[Dataset excerpts start]
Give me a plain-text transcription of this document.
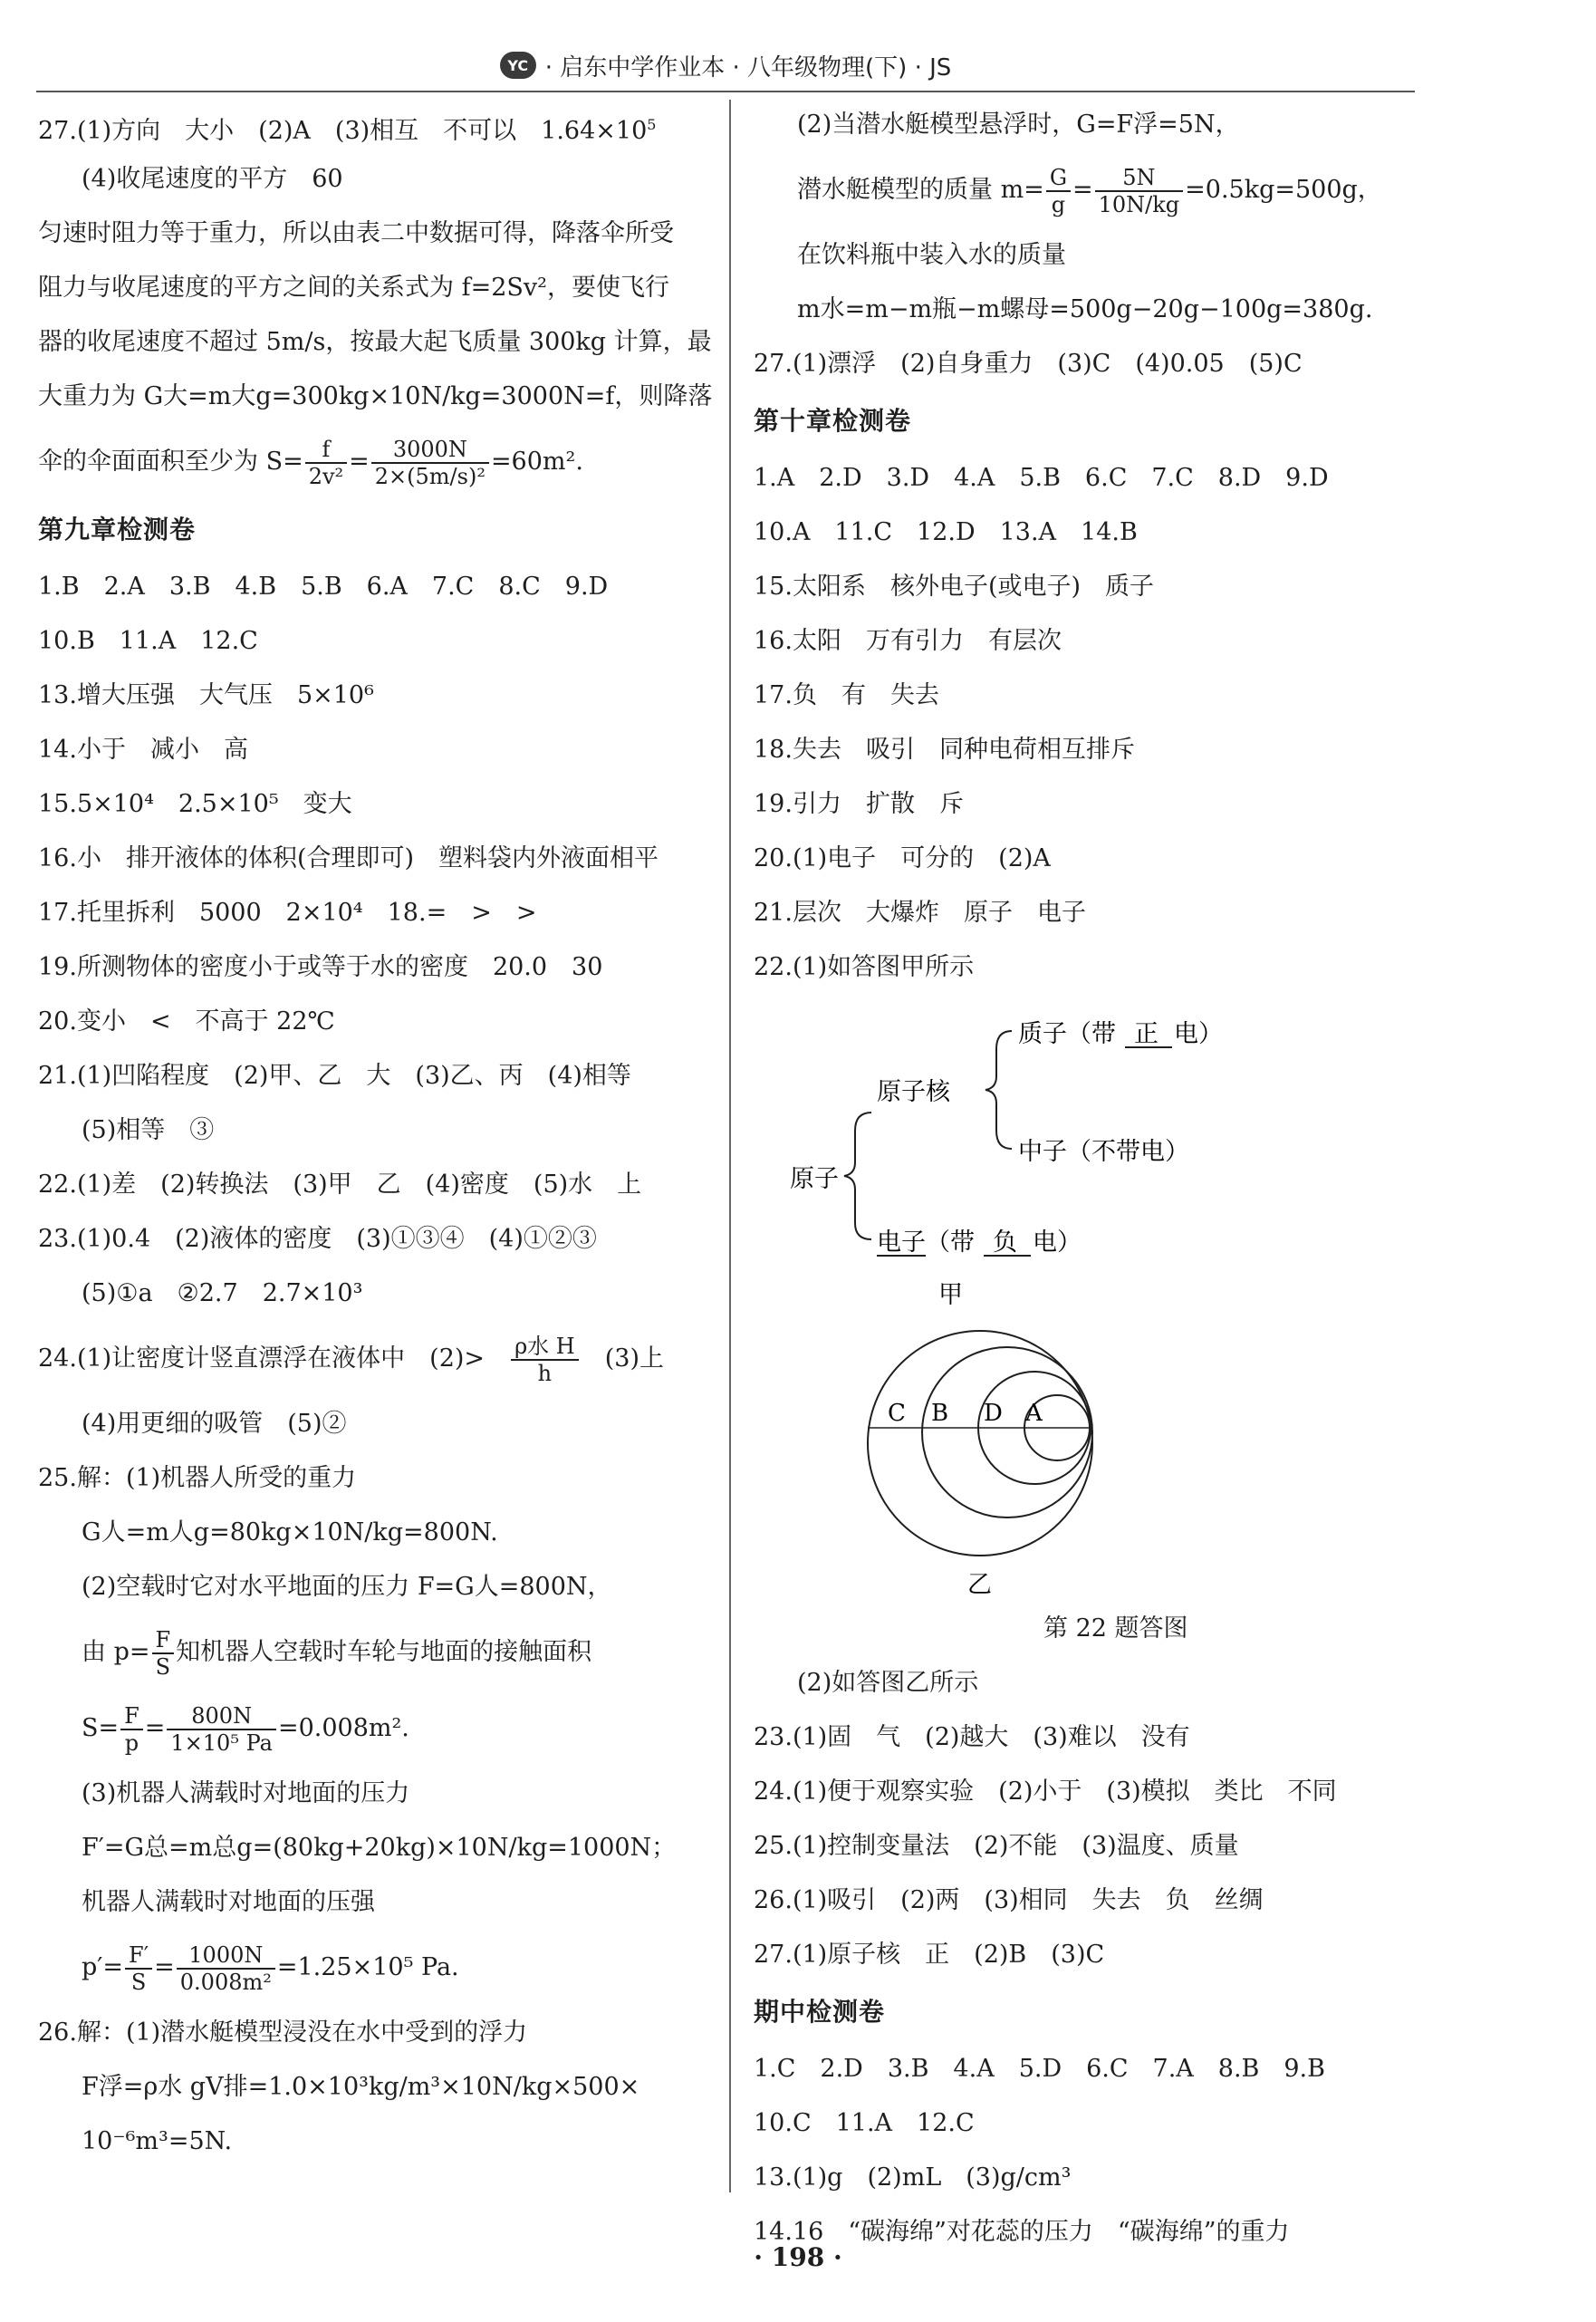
YC · 启东中学作业本 · 八年级物理(下) · JS
27.(1)方向　大小　(2)A　(3)相互　不可以　$1.64\times 10^5$
(4)收尾速度的平方　60
匀速时阻力等于重力，所以由表二中数据可得，降落伞所受
阻力与收尾速度的平方之间的关系式为 f=2Sv²，要使飞行
器的收尾速度不超过 5m/s，按最大起飞质量 300kg 计算，最
大重力为 G大=m大g=300kg×10N/kg=3000N=f，则降落
伞的伞面面积至少为 $S= \frac{f}{\text{2v²}} = \frac{3000N}{\text{2×(5m/s)²}} =60m^2$.
第九章检测卷
1.B　2.A　3.B　4.B　5.B　6.A　7.C　8.C　9.D
10.B　11.A　12.C
13.增大压强　大气压　5×10⁶
14.小于　减小　高
15.5×10⁴　2.5×10⁵　变大
16.小　排开液体的体积(合理即可)　塑料袋内外液面相平
17.托里拆利　5000　2×10⁴　18.=　>　>
19.所测物体的密度小于或等于水的密度　20.0　30
20.变小　<　不高于 22℃
21.(1)凹陷程度　(2)甲、乙　大　(3)乙、丙　(4)相等
(5)相等　③
22.(1)差　(2)转换法　(3)甲　乙　(4)密度　(5)水　上
23.(1)0.4　(2)液体的密度　(3)①③④　(4)①②③
(5)①a　②2.7　2.7×10³
24.(1)让密度计竖直漂浮在液体中　(2)>　 $\frac{\text{ρ水 H}}{h}$ 　(3)上
(4)用更细的吸管　(5)②
25.解：(1)机器人所受的重力
G人=m人g=80kg×10N/kg=800N.
(2)空载时它对水平地面的压力 F=G人=800N，
由 $p= \frac{F}{S}$ 知机器人空载时车轮与地面的接触面积
$S= \frac{F}{p} = \frac{800N}{\text{1×10⁵ Pa}} =0.008m^2$.
(3)机器人满载时对地面的压力
F′=G总=m总g=(80kg+20kg)×10N/kg=1000N；
机器人满载时对地面的压强
$p'= \frac{F'}{S} = \frac{1000N}{\text{0.008m²}} =1.25\times 10^5$ Pa.
26.解：(1)潜水艇模型浸没在水中受到的浮力
F浮=ρ水 gV排=1.0×10³kg/m³×10N/kg×500×
10⁻⁶m³=5N.
(2)当潜水艇模型悬浮时，G=F浮=5N，
潜水艇模型的质量 $m= \frac{G}{g} = \frac{5N}{10N/kg} =0.5kg=500g$，
在饮料瓶中装入水的质量
m水=m−m瓶−m螺母=500g−20g−100g=380g.
27.(1)漂浮　(2)自身重力　(3)C　(4)0.05　(5)C
第十章检测卷
1.A　2.D　3.D　4.A　5.B　6.C　7.C　8.D　9.D
10.A　11.C　12.D　13.A　14.B
15.太阳系　核外电子(或电子)　质子
16.太阳　万有引力　有层次
17.负　有　失去
18.失去　吸引　同种电荷相互排斥
19.引力　扩散　斥
20.(1)电子　可分的　(2)A
21.层次　大爆炸　原子　电子
22.(1)如答图甲所示
原子
原子核
质子（带 正 电）
中子（不带电）
电子（带 负 电）
甲
C B D A
乙
第 22 题答图
(2)如答图乙所示
23.(1)固　气　(2)越大　(3)难以　没有
24.(1)便于观察实验　(2)小于　(3)模拟　类比　不同
25.(1)控制变量法　(2)不能　(3)温度、质量
26.(1)吸引　(2)两　(3)相同　失去　负　丝绸
27.(1)原子核　正　(2)B　(3)C
期中检测卷
1.C　2.D　3.B　4.A　5.D　6.C　7.A　8.B　9.B
10.C　11.A　12.C
13.(1)g　(2)mL　(3)g/cm³
14.16　“碳海绵”对花蕊的压力　“碳海绵”的重力
· 198 ·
[Dataset excerpts end]
Your goal: Return the records exactly. Don't carry the pictures over.

Correct response:
Give me a plain-text transcription of this document.
YC · 启东中学作业本 · 八年级物理(下) · JS
27.(1)方向　大小　(2)A　(3)相互　不可以　$1.64\times 10^5$
(4)收尾速度的平方　60
匀速时阻力等于重力，所以由表二中数据可得，降落伞所受
阻力与收尾速度的平方之间的关系式为 f=2Sv²，要使飞行
器的收尾速度不超过 5m/s，按最大起飞质量 300kg 计算，最
大重力为 G大=m大g=300kg×10N/kg=3000N=f，则降落
伞的伞面面积至少为 $S= \frac{f}{\text{2v²}} = \frac{3000N}{\text{2×(5m/s)²}} =60m^2$.
第九章检测卷
1.B　2.A　3.B　4.B　5.B　6.A　7.C　8.C　9.D
10.B　11.A　12.C
13.增大压强　大气压　5×10⁶
14.小于　减小　高
15.5×10⁴　2.5×10⁵　变大
16.小　排开液体的体积(合理即可)　塑料袋内外液面相平
17.托里拆利　5000　2×10⁴　18.=　>　>
19.所测物体的密度小于或等于水的密度　20.0　30
20.变小　<　不高于 22℃
21.(1)凹陷程度　(2)甲、乙　大　(3)乙、丙　(4)相等
(5)相等　③
22.(1)差　(2)转换法　(3)甲　乙　(4)密度　(5)水　上
23.(1)0.4　(2)液体的密度　(3)①③④　(4)①②③
(5)①a　②2.7　2.7×10³
24.(1)让密度计竖直漂浮在液体中　(2)>　 $\frac{\text{ρ水 H}}{h}$ 　(3)上
(4)用更细的吸管　(5)②
25.解：(1)机器人所受的重力
G人=m人g=80kg×10N/kg=800N.
(2)空载时它对水平地面的压力 F=G人=800N，
由 $p= \frac{F}{S}$ 知机器人空载时车轮与地面的接触面积
$S= \frac{F}{p} = \frac{800N}{\text{1×10⁵ Pa}} =0.008m^2$.
(3)机器人满载时对地面的压力
F′=G总=m总g=(80kg+20kg)×10N/kg=1000N；
机器人满载时对地面的压强
$p'= \frac{F'}{S} = \frac{1000N}{\text{0.008m²}} =1.25\times 10^5$ Pa.
26.解：(1)潜水艇模型浸没在水中受到的浮力
F浮=ρ水 gV排=1.0×10³kg/m³×10N/kg×500×
10⁻⁶m³=5N.
(2)当潜水艇模型悬浮时，G=F浮=5N，
潜水艇模型的质量 $m= \frac{G}{g} = \frac{5N}{10N/kg} =0.5kg=500g$，
在饮料瓶中装入水的质量
m水=m−m瓶−m螺母=500g−20g−100g=380g.
27.(1)漂浮　(2)自身重力　(3)C　(4)0.05　(5)C
第十章检测卷
1.A　2.D　3.D　4.A　5.B　6.C　7.C　8.D　9.D
10.A　11.C　12.D　13.A　14.B
15.太阳系　核外电子(或电子)　质子
16.太阳　万有引力　有层次
17.负　有　失去
18.失去　吸引　同种电荷相互排斥
19.引力　扩散　斥
20.(1)电子　可分的　(2)A
21.层次　大爆炸　原子　电子
22.(1)如答图甲所示
原子
原子核
质子（带 正 电）
中子（不带电）
电子（带 负 电）
甲
C B D A
乙
第 22 题答图
(2)如答图乙所示
23.(1)固　气　(2)越大　(3)难以　没有
24.(1)便于观察实验　(2)小于　(3)模拟　类比　不同
25.(1)控制变量法　(2)不能　(3)温度、质量
26.(1)吸引　(2)两　(3)相同　失去　负　丝绸
27.(1)原子核　正　(2)B　(3)C
期中检测卷
1.C　2.D　3.B　4.A　5.D　6.C　7.A　8.B　9.B
10.C　11.A　12.C
13.(1)g　(2)mL　(3)g/cm³
14.16　“碳海绵”对花蕊的压力　“碳海绵”的重力
· 198 ·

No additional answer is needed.